**Verilen metin:**
Bir markete girdiğinizi ve tuvalet kâğıdı almak istediğinizi düşünün. Bu sefer canhıraş bir tane kapma derdinde değilsiniz ve “doğru tercih” yapabilecek zamanınız var. Önünüzdeki iki “seçenek” de aynı fiyata ya da ihmal edilebilir bir fiyat farkına sahip. Ama ürünlerden ikincisinin üzerinde, verdiğiniz ücretin bir miktarının “ağaç dikme sosyal sorumluluk projesine” katkı olarak gideceği yazmakta. Her şey aynıyken ikincisini seçmeniz rasyonel olan değil midir? “Hiç olmazsa katkım olur” yanlış bir akıl yürütme midir?

**Yapılacak iş:** Tuvalet kâğıdı seçimiyle ilgili metne göre şu ifadelerin her biri için evet ya da hayır deyin ve kararı belirleyen sözcükleri metinden olduğu gibi alıntılayın: (a) Okuyucudan bir markette tuvalet kâğıdı almak istediğini düşünmesi istenir. (b) İki ürün arasında belirgin bir fiyat farkı vardır. (c) Bu sefer alışveriş yapan kişi aceleyle bir ürün kapma telaşındadır.

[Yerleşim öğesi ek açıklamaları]
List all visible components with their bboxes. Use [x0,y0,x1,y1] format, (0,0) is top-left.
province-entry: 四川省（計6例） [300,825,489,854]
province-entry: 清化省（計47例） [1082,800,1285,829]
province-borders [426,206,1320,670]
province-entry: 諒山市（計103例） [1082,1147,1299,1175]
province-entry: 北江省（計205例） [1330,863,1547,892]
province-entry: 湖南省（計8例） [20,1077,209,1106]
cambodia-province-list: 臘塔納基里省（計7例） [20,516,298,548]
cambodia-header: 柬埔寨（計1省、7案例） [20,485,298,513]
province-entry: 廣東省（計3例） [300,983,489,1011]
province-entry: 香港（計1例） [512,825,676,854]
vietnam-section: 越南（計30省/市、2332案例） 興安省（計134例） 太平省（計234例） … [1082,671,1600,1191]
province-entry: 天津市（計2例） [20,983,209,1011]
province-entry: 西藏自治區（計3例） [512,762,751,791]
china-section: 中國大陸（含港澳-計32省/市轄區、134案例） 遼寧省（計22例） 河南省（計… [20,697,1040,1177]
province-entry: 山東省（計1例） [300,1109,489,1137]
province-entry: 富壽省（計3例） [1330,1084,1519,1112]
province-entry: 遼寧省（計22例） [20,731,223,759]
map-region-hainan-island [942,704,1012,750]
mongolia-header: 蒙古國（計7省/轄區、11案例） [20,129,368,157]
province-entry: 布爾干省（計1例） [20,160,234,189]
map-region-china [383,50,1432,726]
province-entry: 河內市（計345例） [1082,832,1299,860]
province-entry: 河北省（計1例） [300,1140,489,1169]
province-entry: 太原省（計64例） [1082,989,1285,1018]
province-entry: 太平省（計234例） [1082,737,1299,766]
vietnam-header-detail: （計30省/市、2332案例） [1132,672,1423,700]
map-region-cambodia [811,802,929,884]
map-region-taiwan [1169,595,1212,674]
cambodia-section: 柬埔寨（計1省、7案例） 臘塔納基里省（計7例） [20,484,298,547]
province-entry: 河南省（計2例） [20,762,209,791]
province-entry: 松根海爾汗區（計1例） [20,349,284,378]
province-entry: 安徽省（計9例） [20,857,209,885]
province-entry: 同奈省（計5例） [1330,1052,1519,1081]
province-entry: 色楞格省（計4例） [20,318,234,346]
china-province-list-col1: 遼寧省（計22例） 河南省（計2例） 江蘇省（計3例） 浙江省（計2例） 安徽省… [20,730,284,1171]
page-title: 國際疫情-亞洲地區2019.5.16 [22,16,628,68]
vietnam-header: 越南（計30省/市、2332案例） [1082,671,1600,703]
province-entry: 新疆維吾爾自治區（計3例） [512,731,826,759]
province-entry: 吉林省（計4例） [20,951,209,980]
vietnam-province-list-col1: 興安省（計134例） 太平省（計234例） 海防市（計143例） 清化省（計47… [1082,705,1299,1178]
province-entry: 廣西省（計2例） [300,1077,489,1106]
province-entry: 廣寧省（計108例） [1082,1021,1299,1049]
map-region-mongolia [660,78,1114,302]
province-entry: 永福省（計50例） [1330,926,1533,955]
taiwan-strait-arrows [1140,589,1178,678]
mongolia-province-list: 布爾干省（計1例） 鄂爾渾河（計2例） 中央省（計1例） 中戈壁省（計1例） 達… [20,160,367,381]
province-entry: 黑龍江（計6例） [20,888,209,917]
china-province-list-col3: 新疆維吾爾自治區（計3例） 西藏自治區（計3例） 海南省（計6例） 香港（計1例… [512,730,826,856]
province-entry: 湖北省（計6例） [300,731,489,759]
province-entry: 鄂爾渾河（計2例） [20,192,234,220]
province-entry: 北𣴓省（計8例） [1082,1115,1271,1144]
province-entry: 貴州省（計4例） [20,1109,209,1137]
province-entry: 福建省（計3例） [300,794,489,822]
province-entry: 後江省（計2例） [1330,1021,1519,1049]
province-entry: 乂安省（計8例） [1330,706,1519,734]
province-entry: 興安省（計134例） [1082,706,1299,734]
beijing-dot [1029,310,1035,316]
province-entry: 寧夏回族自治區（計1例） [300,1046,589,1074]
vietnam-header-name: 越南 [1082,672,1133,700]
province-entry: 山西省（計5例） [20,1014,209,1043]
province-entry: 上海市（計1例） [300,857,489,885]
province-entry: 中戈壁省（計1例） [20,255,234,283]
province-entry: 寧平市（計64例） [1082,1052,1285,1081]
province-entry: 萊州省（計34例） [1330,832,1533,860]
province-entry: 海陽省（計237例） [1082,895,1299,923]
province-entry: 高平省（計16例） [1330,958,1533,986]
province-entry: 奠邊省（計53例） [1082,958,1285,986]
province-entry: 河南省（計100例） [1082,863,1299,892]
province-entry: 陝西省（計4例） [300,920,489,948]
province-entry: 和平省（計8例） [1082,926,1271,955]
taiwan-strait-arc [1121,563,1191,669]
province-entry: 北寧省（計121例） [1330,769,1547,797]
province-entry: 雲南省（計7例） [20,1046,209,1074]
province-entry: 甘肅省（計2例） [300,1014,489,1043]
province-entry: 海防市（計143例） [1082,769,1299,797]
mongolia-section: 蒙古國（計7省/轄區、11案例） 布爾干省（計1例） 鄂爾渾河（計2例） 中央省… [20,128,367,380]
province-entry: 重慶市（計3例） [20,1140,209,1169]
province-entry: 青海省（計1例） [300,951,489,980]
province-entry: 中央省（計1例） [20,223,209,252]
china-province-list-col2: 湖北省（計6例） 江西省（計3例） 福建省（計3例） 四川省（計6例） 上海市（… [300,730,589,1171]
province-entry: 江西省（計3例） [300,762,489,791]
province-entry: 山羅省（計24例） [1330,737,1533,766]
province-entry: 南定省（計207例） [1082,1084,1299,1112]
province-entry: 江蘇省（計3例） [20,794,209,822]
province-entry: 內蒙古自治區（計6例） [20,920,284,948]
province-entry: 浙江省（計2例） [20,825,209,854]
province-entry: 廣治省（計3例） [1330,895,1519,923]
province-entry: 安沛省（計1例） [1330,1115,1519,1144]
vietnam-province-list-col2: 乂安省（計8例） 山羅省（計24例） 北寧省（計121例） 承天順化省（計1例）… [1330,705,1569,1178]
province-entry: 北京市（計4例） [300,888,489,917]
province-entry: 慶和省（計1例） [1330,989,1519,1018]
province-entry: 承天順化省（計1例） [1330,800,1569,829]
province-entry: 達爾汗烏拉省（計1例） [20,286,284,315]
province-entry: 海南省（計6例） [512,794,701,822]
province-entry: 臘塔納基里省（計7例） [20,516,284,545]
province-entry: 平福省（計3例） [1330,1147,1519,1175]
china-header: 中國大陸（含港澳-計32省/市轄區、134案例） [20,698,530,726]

**Alıştırma yanıtı:**
(a) Evet: "Bir markete girdiğinizi ve tuvalet kâğıdı almak istediğinizi düşünün"
(b) Hayır: "aynı fiyata ya da ihmal edilebilir bir fiyat farkına sahip"
(c) Hayır: "canhıraş bir tane kapma derdinde değilsiniz"